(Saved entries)
((

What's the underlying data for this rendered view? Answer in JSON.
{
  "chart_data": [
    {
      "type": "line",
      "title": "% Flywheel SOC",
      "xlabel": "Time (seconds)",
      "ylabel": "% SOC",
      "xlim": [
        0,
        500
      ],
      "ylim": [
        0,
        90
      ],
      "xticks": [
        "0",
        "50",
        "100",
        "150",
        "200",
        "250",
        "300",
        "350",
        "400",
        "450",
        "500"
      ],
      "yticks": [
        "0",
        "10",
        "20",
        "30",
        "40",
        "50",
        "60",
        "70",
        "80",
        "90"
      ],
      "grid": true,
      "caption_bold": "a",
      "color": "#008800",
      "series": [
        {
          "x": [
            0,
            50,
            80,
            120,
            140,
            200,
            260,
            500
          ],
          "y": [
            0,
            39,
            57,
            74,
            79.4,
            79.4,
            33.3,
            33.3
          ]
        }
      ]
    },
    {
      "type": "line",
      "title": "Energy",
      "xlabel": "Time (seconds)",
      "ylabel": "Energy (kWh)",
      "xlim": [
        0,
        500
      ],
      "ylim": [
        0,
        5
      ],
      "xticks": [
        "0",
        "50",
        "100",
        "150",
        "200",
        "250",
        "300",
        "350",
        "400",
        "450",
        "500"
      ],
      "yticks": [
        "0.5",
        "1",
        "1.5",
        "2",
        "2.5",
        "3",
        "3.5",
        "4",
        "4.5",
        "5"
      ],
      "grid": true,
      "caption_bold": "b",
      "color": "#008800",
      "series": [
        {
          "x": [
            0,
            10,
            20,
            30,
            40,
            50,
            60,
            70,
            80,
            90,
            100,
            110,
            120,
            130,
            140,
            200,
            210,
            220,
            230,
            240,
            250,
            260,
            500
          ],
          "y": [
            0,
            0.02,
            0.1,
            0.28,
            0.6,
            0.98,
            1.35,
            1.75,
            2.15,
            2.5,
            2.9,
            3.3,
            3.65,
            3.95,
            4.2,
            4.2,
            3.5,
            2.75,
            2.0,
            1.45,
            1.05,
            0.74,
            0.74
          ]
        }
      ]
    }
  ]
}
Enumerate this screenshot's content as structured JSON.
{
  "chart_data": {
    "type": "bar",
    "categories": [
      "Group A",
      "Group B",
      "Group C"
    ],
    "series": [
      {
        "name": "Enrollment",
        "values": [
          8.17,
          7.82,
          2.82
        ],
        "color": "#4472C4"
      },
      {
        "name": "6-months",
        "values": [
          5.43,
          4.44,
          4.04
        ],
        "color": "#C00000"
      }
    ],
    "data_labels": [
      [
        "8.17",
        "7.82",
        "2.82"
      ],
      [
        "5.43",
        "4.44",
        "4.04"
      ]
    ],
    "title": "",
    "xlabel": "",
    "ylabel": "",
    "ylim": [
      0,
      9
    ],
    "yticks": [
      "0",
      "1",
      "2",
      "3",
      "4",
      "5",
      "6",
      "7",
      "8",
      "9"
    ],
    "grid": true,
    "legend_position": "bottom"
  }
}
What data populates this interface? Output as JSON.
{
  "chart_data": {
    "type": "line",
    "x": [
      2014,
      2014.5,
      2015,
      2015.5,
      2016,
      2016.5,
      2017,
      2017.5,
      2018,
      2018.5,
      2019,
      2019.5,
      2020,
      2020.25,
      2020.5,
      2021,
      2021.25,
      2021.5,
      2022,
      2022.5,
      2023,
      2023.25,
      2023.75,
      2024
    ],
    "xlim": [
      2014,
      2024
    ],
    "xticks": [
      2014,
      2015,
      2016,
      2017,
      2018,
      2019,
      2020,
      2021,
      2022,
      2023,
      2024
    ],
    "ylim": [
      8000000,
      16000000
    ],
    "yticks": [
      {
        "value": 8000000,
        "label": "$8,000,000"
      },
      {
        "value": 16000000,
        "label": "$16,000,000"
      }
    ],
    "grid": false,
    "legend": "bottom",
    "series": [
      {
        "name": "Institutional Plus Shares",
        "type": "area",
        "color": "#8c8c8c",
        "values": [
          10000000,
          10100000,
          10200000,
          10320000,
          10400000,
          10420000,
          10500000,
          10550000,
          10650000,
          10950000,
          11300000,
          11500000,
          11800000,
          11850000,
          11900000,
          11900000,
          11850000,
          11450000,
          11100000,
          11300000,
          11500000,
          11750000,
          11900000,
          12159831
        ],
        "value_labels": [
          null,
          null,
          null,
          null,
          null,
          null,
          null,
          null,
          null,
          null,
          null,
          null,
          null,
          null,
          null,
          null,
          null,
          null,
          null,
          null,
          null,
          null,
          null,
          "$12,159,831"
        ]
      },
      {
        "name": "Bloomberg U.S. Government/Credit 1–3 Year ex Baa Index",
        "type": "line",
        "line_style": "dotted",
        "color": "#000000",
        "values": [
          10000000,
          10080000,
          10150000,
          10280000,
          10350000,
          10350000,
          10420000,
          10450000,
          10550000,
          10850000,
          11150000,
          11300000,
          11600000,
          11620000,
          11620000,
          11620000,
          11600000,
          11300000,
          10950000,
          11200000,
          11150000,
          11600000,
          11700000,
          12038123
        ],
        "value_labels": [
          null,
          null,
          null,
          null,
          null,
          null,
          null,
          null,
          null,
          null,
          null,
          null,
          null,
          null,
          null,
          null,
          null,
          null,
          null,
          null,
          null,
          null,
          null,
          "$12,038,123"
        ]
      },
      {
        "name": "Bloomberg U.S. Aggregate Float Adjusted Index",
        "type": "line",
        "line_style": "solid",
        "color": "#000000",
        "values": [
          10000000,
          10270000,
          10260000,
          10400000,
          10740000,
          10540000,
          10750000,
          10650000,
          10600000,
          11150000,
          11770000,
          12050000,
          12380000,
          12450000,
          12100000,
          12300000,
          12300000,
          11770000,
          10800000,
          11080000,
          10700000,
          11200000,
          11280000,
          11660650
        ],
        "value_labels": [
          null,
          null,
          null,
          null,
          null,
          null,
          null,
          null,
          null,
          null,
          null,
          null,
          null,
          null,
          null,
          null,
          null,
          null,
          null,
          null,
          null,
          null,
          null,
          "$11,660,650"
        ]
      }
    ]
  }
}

))

__What you should do__:
Report all lines of the material that contain the word "title".

__Solution for this problem__:
      "title": "% Flywheel SOC",
      "title": "Energy",
    "title": "",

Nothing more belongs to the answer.